--- The request ---
Copy out all lines where "structured" appears.

==== Data lines ====

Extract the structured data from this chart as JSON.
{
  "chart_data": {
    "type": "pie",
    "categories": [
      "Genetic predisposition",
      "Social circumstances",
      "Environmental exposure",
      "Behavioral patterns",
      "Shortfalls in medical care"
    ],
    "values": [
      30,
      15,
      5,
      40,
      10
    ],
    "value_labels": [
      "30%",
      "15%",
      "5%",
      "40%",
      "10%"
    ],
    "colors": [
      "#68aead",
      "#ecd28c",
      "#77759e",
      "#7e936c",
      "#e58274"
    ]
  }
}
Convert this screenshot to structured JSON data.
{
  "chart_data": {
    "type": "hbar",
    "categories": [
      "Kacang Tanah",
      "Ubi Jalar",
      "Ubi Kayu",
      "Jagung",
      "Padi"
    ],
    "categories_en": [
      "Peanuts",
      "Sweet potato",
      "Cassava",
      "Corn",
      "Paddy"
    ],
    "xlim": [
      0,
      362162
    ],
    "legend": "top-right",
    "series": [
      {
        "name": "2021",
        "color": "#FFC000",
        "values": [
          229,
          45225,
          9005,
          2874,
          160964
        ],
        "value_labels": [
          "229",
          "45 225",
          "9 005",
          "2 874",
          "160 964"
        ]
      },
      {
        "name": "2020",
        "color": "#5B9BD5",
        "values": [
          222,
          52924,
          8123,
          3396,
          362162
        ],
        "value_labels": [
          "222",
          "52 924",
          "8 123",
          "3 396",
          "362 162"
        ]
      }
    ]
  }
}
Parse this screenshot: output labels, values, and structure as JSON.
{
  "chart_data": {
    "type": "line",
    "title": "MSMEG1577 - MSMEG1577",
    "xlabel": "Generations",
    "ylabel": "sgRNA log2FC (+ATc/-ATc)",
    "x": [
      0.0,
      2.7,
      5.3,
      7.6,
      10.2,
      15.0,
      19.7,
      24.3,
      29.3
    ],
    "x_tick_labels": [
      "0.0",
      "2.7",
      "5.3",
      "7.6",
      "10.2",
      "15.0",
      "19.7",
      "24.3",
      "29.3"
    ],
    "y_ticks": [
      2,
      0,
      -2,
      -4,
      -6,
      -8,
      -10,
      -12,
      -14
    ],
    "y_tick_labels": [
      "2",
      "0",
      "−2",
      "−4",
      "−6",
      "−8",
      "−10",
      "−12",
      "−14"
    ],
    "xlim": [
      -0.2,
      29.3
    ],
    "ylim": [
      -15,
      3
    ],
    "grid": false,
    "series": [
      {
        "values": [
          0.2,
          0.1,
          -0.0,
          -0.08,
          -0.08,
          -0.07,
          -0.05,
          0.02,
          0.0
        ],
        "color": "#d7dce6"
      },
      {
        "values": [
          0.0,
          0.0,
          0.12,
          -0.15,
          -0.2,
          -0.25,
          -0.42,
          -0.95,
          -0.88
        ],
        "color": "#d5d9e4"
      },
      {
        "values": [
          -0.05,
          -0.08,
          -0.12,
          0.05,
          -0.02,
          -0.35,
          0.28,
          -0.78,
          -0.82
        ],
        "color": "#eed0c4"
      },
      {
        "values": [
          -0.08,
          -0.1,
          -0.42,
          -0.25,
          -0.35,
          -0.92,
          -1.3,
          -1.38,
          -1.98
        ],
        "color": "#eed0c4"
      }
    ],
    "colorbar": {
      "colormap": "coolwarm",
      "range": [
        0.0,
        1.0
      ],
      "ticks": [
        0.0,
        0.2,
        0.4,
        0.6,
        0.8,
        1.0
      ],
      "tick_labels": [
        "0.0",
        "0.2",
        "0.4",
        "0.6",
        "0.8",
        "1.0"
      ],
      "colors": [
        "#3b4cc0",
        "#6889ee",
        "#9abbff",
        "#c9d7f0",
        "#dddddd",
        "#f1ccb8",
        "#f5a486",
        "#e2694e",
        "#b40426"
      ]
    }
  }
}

====

--- Response ---
Extract the structured data from this chart as JSON.
Convert this screenshot to structured JSON data.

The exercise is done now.